— start DATA ROWS —

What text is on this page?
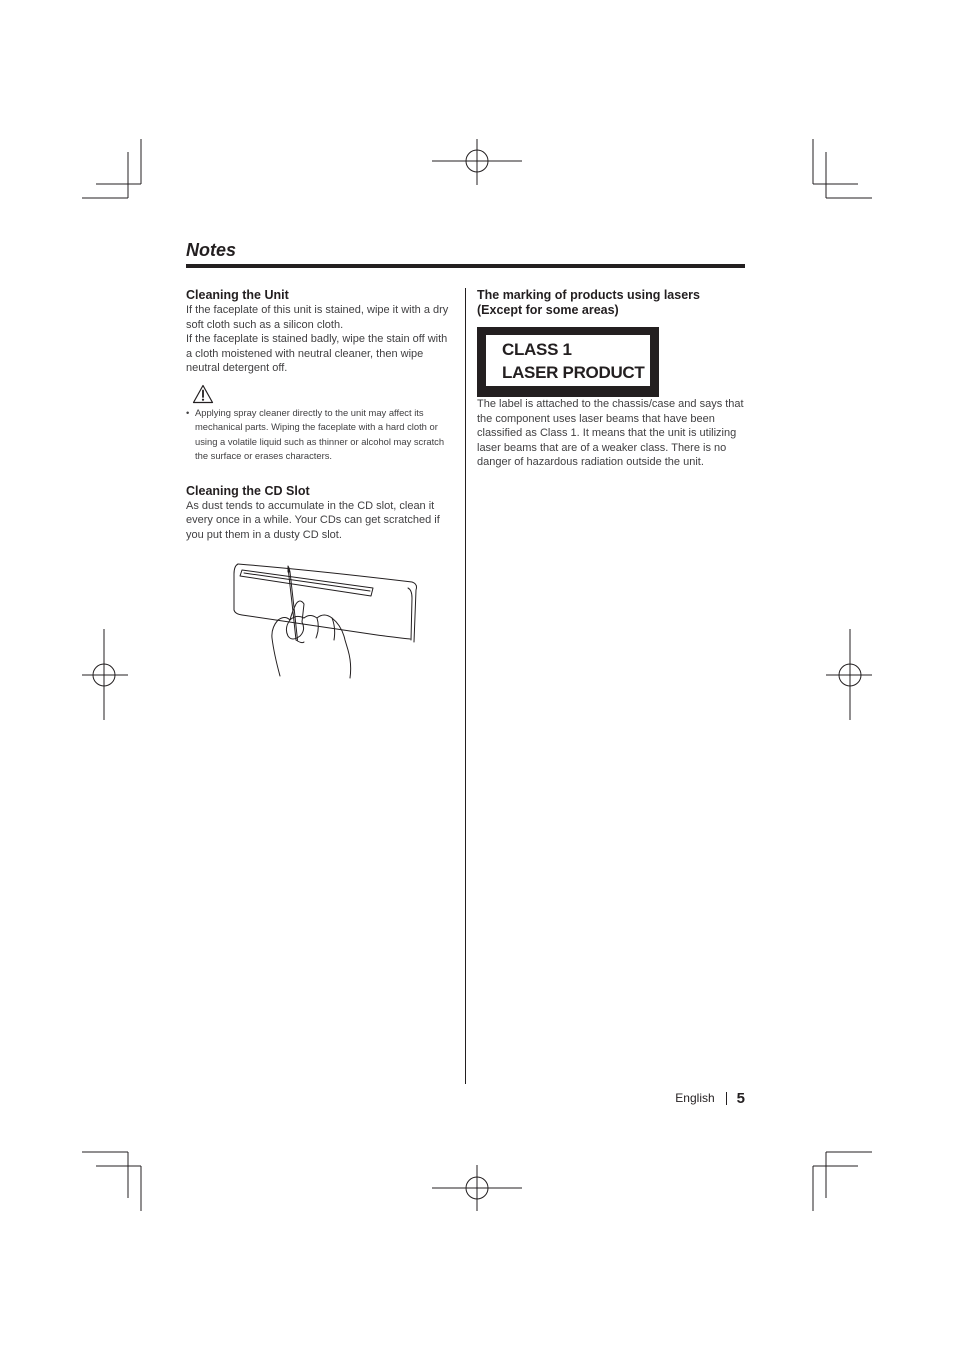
Notes
Cleaning the Unit

If the faceplate of this unit is stained, wipe it with a dry soft cloth such as a silicon cloth.

If the faceplate is stained badly, wipe the stain off with a cloth moistened with neutral cleaner, then wipe neutral detergent off.

• Applying spray cleaner directly to the unit may affect its mechanical parts. Wiping the faceplate with a hard cloth or using a volatile liquid such as thinner or alcohol may scratch the surface or erases characters.
Cleaning the CD Slot

As dust tends to accumulate in the CD slot, clean it every once in a while. Your CDs can get scratched if you put them in a dusty CD slot.

The marking of products using lasers
(Except for some areas)
CLASS 1
LASER PRODUCT

The label is attached to the chassis/case and says that the component uses laser beams that have been classified as Class 1. It means that the unit is utilizing laser beams that are of a weaker class. There is no danger of hazardous radiation outside the unit.

English 5
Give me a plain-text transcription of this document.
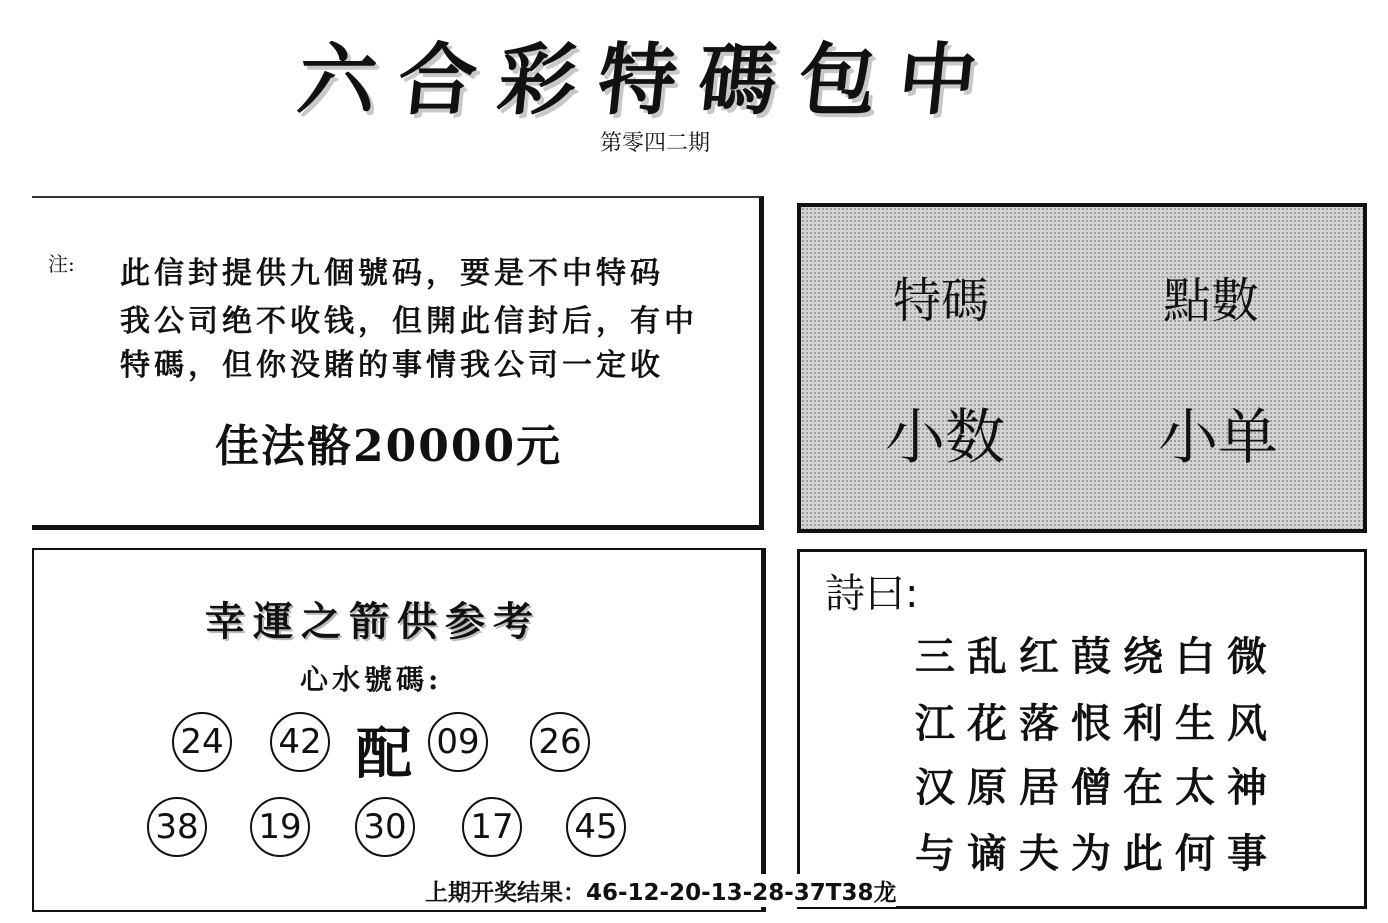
六合彩特碼包中
第零四二期
注: 此信封提供九個號码，要是不中特码
我公司绝不收钱，但開此信封后，有中
特碼，但你没賭的事情我公司一定收
佳法骼20000元
特碼	點數
小数	小单
幸運之箭供参考
心水號碼:
24 42 配 09 26
38 19 30 17 45
詩曰:
三乱红葭绕白微
江花落恨利生风
汉原居僧在太神
与谪夫为此何事
上期开奖结果：46-12-20-13-28-37T38龙
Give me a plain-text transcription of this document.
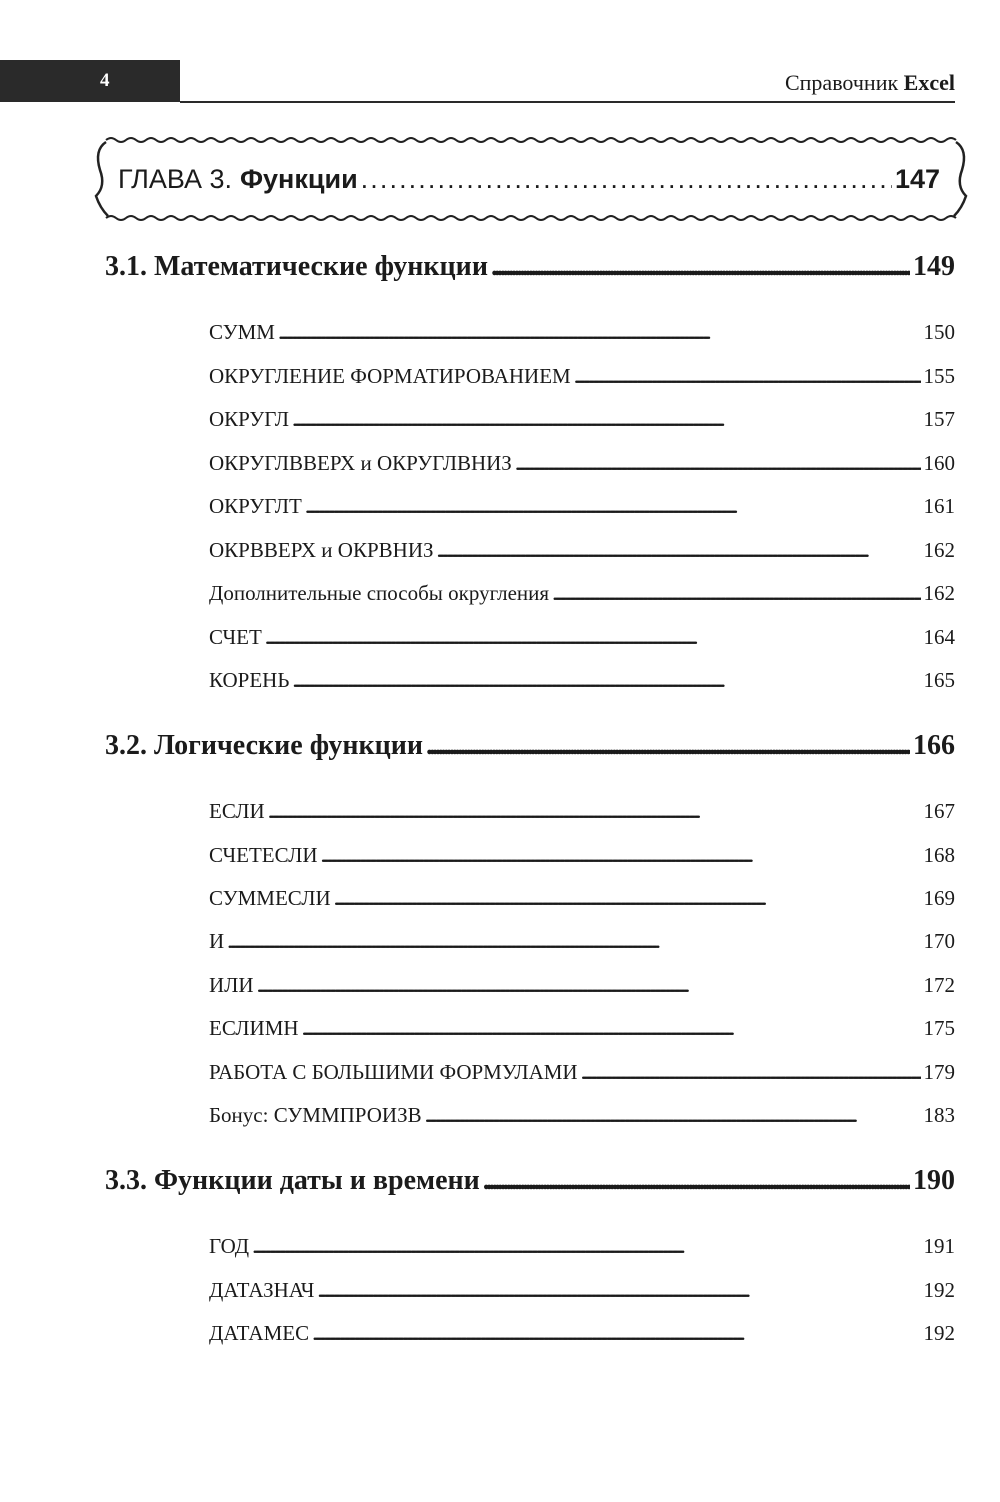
4	Справочник Excel
ГЛАВА 3. Функции . . .	147
3.1. Математические функции . . .	149
СУММ . . .	150
ОКРУГЛЕНИЕ ФОРМАТИРОВАНИЕМ . . .	155
ОКРУГЛ . . .	157
ОКРУГЛВВЕРХ и ОКРУГЛВНИЗ . . .	160
ОКРУГЛТ . . .	161
ОКРВВЕРХ и ОКРВНИЗ . . .	162
Дополнительные способы округления . . .	162
СЧЕТ . . .	164
КОРЕНЬ . . .	165
3.2. Логические функции . . .	166
ЕСЛИ . . .	167
СЧЕТЕСЛИ . . .	168
СУММЕСЛИ . . .	169
И . . .	170
ИЛИ . . .	172
ЕСЛИМН . . .	175
РАБОТА С БОЛЬШИМИ ФОРМУЛАМИ . . .	179
Бонус: СУММПРОИЗВ . . .	183
3.3. Функции даты и времени . . .	190
ГОД . . .	191
ДАТАЗНАЧ . . .	192
ДАТАМЕС . . .	192
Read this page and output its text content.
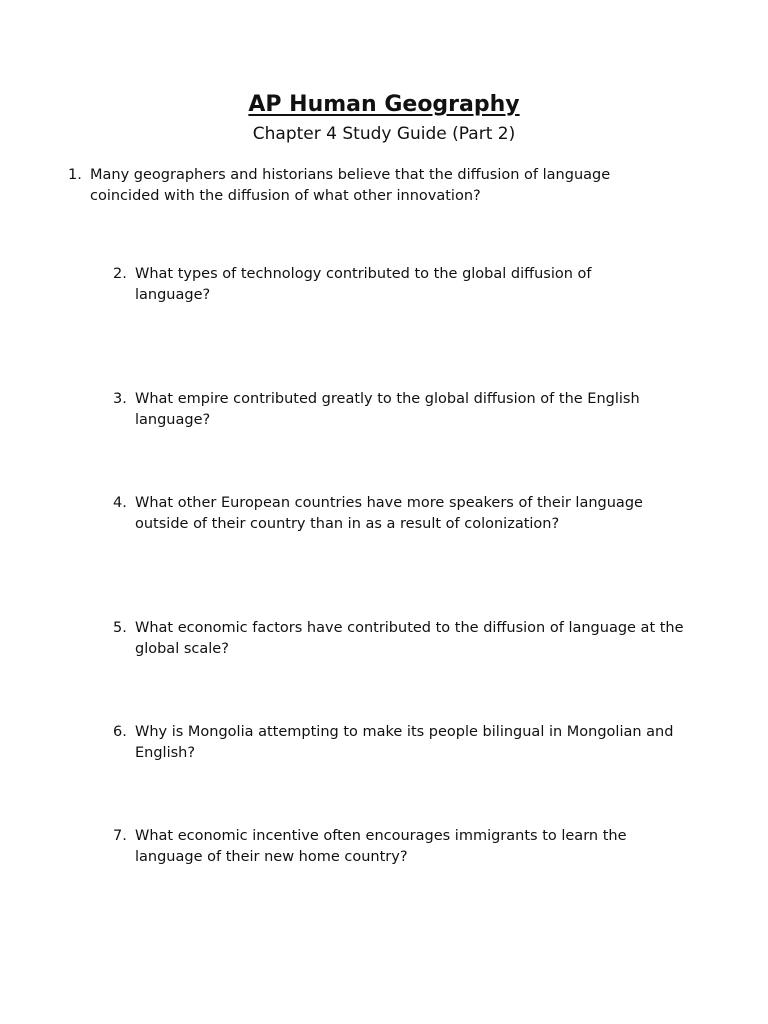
AP Human Geography
Chapter 4 Study Guide (Part 2)
1. Many geographers and historians believe that the diffusion of language coincided with the diffusion of what other innovation?
2. What types of technology contributed to the global diffusion of language?
3. What empire contributed greatly to the global diffusion of the English language?
4. What other European countries have more speakers of their language outside of their country than in as a result of colonization?
5. What economic factors have contributed to the diffusion of language at the global scale?
6. Why is Mongolia attempting to make its people bilingual in Mongolian and English?
7. What economic incentive often encourages immigrants to learn the language of their new home country?
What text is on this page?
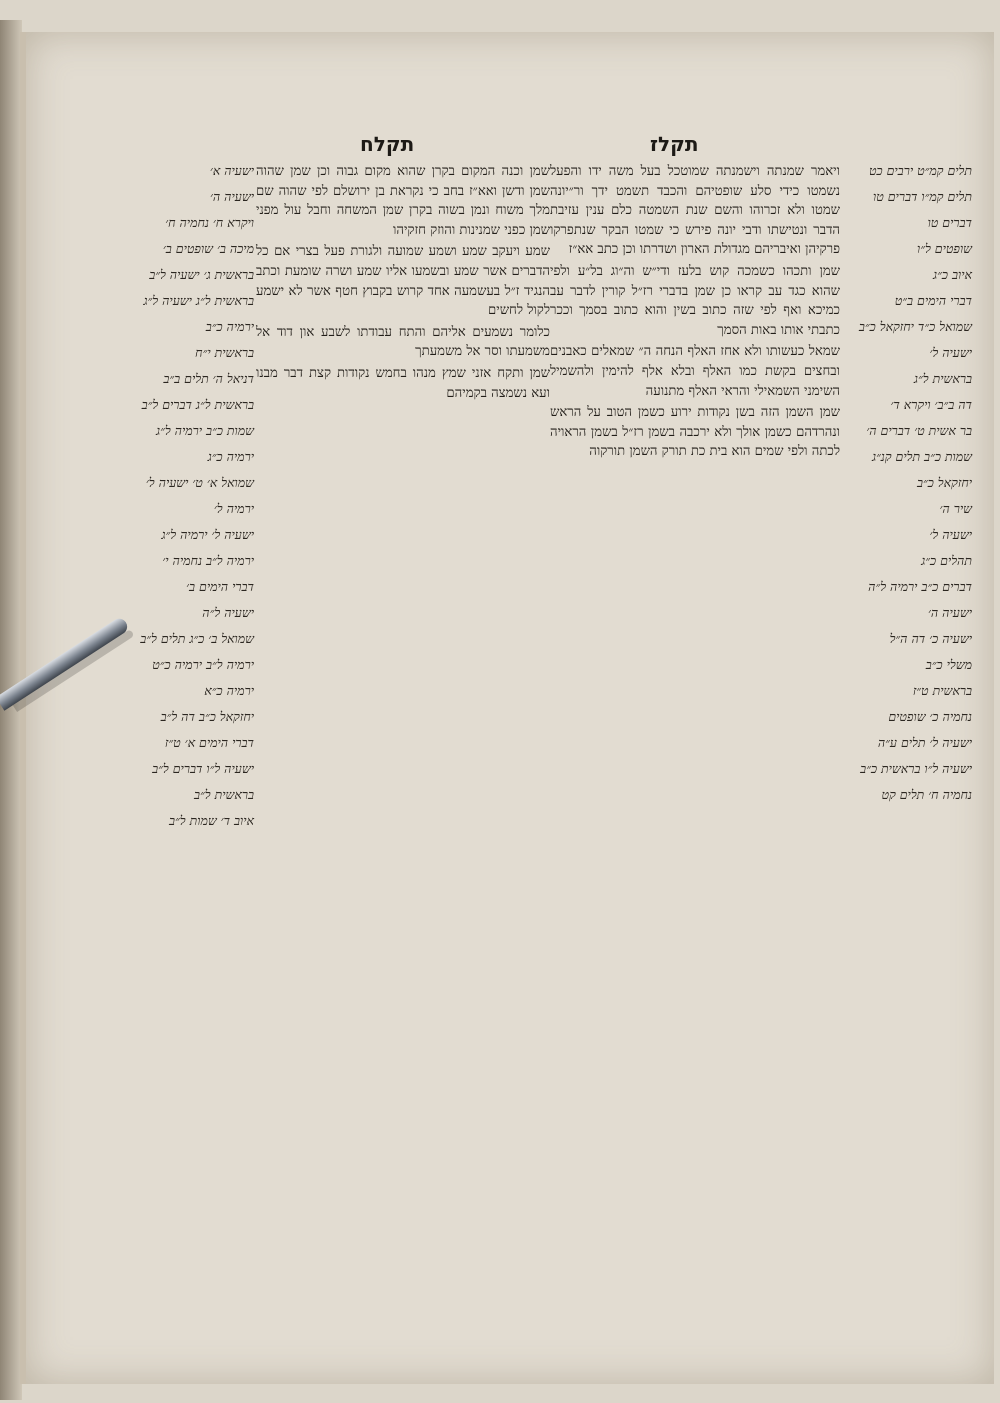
תקלח	תקלז

ויאמר שמנתה וישמנתה שמוטכל בעל משה ידו והפעל נשמטו כידי סלע שופטיהם והכבד תשמט ידך ור״יונה שמטו ולא זכרוהו והשם שנת השמטה כלם ענין עזיבת הדבר ונטישתו ודבי יונה פירש כי שמטו הבקר שנתפרקו פרקיהן ואיבריהם מגדולת הארון ושדרתו וכן כתב אא״ז

שמן ותכהו כשמכה קוש בלעז ודי״ש וה״וג בל״ע ולפי שהוא כגד עב קראו כן שמן בדברי רז״ל קורין לדבר עב כמיכא ואף לפי שזה כתוב בשין והוא כתוב בסמך וככר כתבתי אותו באות הסמך

שמאל כעשותו ולא אחז האלף הנחה ה״ שמאלים כאבנים ובחצים בקשת כמו האלף ובלא אלף להימין ולהשמיל השימני השמאילי והראי האלף מתנועה

שמן השמן הזה בשן נקודות ירוע כשמן הטוב על הראש ונהרדהם כשמן אולך ולא ירכבה בשמן רז״ל בשמן הראויה לכתה ולפי שמים הוא בית כת תורק השמן תורקוה

שמן וכנה המקום בקרן שהוא מקום גבוה וכן שמן שהוה שמן ודשן ואא״ז בחב כי נקראת בן ירושלם לפי שהוה שם מלך משוח ונמן בשוה בקרן שמן המשחה וחבל עול מפני שמן כפני שמנינות והוזק חזקיהו

שמע ויעקב שמע ושמע שמועה ולגורת פעל בצרי אם כל הדברים אשר שמע ובשמעו אליו שמע ושרה שומעת וכתב הנגיד ז״ל בעשמעה אחד קרוש בקבוץ חטף אשר לא ישמע לקול לחשים

כלומר נשמעים אליהם והתח עבודתו לשבע און דוד אל משמעתו וסר אל משמעתך

שמן ותקח אזני שמץ מנהו בחמש נקודות קצת דבר מבנו ועא נשמצה בקמיהם

תלים קמ״ט ירבים כט
תלים קמ״ו דברים טו
דברים טו
שופטים ל״ו
איוב כ״ג
דברי הימים ב״ט
שמואל כ״ד יחזקאל כ״ב
ישעיה ל׳
בראשית ל״ג
דה ב״ב׳ ויקרא ד׳
בר אשית ט׳ דברים ה׳
שמות כ״ב תלים קנ״ג
יחזקאל כ״ב
שיר ה׳
ישעיה ל׳
תהלים כ״ג
דברים כ״ב ירמיה ל״ה
ישעיה ה׳
ישעיה כ׳ דה ה״ל
משלי כ״ב
בראשית ט״ז
נחמיה כ׳ שופטים
ישעיה ל׳ תלים ע״ה
ישעיה ל״ו בראשית כ״ב
נחמיה ח׳ תלים קט
ישעיה א׳
ישעיה ה׳
ויקרא ח׳ נחמיה ח׳
מיכה ב׳ שופטים ב׳
בראשית ג׳ ישעיה ל״ב
בראשית ל״ג ישעיה ל״ג
ירמיה כ״ב
בראשית י״ח
דניאל ה׳ תלים ב״ב
בראשית ל״ג דברים ל״ב
שמות כ״ב ירמיה ל״ג
ירמיה כ״ג
שמואל א׳ ט׳ ישעיה ל׳
ירמיה ל׳
ישעיה ל׳ ירמיה ל״ג
ירמיה ל״ב נחמיה י׳
דברי הימים ב׳
ישעיה ל״ה
שמואל ב׳ כ״ג תלים ל״ב
ירמיה ל״ב ירמיה כ״ט
ירמיה כ״א
יחזקאל כ״ב דה ל״ב
דברי הימים א׳ ט״ז
ישעיה ל״ו דברים ל״ב
בראשית ל״ב
איוב ד׳ שמות ל״ב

— end DATA ROWS —

Give every line of the material that includes the string "have".

WRITTEN RESPONSE |
The label is attached to the chassis/case and says that the component uses laser beams that have been classified as Class 1. It means that the unit is utilizing laser beams that are of a weaker class. There is no danger of hazardous radiation outside the unit.
4. What other European countries have more speakers of their language outside of their country than in as a result of colonization?
5. What economic factors have contributed to the diffusion of language at the global scale?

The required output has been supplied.